### Exercise directions
Wherever a line holds the string "JSON", copy that line.

-- START Data for processing --

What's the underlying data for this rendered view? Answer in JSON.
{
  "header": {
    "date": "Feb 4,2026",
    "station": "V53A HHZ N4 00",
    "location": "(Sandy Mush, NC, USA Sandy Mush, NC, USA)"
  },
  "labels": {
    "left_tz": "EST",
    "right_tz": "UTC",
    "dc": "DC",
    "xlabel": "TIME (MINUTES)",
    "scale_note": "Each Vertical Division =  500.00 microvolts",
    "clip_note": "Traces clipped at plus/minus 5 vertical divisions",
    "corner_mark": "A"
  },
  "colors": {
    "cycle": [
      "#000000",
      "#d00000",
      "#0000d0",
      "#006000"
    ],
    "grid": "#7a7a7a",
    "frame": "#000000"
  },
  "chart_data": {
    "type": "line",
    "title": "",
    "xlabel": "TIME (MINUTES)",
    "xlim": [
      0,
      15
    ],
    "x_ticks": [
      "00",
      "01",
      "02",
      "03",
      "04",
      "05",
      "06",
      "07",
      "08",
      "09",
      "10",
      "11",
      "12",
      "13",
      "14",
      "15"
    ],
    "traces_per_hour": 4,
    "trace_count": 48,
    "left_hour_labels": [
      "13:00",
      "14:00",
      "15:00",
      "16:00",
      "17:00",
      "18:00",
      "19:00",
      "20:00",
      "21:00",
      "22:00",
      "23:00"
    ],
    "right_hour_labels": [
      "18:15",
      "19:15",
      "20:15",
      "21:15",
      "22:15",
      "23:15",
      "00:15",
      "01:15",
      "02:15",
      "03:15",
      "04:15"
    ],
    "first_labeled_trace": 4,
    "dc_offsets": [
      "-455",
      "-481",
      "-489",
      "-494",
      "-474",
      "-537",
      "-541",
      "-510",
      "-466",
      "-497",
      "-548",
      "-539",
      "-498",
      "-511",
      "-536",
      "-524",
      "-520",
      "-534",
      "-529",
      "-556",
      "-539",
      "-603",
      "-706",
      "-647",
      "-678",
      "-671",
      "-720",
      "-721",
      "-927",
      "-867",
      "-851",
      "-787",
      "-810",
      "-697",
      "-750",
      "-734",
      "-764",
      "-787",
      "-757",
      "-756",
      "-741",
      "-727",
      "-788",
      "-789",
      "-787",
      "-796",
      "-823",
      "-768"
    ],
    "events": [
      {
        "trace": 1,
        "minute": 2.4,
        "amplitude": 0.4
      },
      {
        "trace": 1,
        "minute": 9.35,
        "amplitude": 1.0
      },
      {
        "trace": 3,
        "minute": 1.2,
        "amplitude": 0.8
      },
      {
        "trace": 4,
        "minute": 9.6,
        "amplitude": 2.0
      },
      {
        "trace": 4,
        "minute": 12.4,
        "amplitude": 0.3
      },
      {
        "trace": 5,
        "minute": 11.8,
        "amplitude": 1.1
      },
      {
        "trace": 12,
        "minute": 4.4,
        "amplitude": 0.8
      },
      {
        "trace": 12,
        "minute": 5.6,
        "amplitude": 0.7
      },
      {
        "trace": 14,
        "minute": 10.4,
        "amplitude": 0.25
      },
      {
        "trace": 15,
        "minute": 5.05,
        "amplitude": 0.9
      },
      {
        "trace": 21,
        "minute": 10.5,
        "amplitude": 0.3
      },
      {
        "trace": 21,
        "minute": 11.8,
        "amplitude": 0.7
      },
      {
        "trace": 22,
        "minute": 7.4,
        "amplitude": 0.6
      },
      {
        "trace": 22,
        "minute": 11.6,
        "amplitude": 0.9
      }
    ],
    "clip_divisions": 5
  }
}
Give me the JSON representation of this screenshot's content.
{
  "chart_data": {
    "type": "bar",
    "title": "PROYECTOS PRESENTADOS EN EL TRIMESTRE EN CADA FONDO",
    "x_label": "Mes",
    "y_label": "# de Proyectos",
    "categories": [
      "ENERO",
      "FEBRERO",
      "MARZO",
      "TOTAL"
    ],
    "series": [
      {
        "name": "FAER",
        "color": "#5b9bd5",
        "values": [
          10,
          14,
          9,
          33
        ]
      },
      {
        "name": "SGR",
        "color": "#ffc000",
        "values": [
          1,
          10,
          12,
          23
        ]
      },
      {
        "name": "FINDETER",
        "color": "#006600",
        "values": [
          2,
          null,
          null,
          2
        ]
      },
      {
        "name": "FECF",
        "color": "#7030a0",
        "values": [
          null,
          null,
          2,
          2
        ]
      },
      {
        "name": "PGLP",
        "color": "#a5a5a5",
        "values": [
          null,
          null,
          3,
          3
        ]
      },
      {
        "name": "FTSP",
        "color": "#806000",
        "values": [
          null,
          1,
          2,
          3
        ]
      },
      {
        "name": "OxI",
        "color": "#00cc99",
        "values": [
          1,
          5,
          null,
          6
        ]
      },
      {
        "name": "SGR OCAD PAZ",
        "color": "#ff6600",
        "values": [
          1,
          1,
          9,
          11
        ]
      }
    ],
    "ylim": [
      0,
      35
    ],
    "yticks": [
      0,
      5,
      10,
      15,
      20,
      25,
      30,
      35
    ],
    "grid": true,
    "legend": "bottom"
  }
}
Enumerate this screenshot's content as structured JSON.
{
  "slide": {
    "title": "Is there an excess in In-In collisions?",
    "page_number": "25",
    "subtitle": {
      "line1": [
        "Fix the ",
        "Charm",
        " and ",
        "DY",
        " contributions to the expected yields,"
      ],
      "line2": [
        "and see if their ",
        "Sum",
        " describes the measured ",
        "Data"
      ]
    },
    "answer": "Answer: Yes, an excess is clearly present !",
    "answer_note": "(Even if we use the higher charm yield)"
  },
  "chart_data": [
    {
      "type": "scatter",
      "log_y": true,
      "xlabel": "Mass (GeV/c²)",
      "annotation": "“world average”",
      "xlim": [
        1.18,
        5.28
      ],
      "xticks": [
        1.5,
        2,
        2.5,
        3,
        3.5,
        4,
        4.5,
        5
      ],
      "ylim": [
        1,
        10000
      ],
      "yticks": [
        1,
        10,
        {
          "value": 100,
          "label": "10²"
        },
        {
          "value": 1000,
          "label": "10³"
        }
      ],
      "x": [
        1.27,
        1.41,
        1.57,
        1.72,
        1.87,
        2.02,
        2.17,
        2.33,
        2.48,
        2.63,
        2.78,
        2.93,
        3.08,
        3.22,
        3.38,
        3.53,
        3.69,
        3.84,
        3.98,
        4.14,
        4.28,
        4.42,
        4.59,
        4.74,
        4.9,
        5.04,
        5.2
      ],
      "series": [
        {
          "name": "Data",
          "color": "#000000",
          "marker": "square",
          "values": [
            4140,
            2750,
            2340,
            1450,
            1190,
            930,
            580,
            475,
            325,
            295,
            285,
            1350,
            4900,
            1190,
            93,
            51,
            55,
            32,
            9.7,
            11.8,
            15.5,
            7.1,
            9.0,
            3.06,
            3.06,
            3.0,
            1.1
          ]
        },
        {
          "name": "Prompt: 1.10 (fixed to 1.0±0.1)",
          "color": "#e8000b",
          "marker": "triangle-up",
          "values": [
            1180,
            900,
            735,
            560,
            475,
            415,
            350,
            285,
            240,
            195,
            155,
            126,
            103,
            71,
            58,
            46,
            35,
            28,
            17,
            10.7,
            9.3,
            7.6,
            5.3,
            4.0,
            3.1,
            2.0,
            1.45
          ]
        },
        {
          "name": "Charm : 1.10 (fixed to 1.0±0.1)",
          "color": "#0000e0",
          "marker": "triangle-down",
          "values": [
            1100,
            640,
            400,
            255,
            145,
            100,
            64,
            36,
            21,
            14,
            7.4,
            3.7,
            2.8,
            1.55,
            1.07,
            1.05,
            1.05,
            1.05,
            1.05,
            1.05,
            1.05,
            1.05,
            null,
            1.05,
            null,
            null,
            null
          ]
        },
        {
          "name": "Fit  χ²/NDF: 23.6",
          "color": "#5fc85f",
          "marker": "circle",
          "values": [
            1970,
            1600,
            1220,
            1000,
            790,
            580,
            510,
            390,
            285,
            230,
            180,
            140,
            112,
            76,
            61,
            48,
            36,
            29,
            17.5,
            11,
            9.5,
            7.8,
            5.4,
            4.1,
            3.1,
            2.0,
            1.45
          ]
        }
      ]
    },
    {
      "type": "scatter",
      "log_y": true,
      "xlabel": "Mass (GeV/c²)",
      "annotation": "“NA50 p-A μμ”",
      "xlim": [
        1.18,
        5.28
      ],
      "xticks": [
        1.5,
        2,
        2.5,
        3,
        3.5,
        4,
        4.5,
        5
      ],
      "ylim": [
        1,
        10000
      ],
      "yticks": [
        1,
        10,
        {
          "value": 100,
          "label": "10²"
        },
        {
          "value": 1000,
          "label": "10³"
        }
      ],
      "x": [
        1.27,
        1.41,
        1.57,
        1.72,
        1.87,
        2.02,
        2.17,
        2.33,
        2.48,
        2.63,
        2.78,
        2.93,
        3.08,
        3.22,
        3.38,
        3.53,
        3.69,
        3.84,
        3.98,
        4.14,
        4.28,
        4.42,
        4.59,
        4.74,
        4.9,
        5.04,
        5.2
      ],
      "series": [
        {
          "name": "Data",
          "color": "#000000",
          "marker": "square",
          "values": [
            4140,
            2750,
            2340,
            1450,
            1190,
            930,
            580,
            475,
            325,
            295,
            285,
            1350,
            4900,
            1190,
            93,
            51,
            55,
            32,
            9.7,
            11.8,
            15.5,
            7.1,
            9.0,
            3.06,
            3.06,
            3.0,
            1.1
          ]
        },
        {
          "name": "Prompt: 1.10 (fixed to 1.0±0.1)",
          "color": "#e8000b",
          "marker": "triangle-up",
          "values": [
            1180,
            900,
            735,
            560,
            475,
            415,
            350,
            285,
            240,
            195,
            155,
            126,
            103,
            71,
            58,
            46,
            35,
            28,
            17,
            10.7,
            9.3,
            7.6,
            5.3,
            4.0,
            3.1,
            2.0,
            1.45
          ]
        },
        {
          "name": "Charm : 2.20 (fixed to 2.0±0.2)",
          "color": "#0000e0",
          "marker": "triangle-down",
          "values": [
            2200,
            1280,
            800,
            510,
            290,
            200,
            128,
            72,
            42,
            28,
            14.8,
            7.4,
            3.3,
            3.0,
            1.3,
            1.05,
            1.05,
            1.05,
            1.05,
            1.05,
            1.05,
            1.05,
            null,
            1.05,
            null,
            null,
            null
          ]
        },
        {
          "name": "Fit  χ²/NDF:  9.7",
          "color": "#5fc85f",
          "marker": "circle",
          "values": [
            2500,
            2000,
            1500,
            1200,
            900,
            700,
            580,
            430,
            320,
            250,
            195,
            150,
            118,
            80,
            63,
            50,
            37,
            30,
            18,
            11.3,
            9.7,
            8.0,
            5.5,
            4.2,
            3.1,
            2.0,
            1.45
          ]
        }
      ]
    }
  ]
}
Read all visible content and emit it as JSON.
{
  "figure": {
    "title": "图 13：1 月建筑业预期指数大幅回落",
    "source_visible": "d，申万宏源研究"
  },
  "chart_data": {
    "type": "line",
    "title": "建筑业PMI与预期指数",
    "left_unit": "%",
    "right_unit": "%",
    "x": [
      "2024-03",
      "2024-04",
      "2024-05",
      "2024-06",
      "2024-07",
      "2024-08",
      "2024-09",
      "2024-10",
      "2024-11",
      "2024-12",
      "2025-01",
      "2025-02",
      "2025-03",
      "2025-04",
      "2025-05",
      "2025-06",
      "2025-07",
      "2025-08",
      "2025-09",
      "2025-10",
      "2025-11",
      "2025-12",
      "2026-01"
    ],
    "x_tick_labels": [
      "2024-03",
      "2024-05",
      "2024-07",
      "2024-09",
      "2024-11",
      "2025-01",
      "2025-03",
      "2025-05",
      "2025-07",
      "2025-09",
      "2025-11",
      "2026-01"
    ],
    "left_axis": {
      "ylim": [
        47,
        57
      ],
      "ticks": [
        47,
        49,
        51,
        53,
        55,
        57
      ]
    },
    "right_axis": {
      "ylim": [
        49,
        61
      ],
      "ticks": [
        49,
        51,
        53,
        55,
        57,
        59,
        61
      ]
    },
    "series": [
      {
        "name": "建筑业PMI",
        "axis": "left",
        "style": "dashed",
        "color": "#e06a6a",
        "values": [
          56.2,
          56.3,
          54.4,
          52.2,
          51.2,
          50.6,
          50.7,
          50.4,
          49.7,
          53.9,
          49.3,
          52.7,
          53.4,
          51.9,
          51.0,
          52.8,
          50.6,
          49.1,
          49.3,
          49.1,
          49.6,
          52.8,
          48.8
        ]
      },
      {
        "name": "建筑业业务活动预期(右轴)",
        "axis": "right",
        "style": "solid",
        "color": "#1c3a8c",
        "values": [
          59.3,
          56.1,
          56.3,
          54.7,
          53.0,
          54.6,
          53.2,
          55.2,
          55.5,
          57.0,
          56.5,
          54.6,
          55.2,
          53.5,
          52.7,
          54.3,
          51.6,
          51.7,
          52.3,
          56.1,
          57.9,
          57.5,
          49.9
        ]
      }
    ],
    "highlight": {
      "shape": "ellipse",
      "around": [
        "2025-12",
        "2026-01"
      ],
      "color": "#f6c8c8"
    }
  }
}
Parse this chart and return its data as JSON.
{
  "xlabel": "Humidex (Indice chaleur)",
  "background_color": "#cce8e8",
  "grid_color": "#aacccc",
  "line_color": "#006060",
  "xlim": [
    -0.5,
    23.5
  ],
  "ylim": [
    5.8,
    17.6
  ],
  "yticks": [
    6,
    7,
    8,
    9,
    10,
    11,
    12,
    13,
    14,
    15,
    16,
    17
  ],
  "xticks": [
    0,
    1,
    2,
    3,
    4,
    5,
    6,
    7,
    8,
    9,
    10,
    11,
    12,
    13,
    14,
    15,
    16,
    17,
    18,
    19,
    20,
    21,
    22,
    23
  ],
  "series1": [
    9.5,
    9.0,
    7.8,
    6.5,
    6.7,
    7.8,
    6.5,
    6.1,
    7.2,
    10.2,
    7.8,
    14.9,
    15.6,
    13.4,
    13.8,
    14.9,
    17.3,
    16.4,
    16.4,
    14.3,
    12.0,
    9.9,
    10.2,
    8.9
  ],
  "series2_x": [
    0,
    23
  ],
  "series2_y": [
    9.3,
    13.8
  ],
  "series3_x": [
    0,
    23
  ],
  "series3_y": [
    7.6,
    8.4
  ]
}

-- END Data for processing --

### Worked answer
What's the underlying data for this rendered view? Answer in JSON.
Give me the JSON representation of this screenshot's content.
Enumerate this screenshot's content as structured JSON.
Read all visible content and emit it as JSON.
Parse this chart and return its data as JSON.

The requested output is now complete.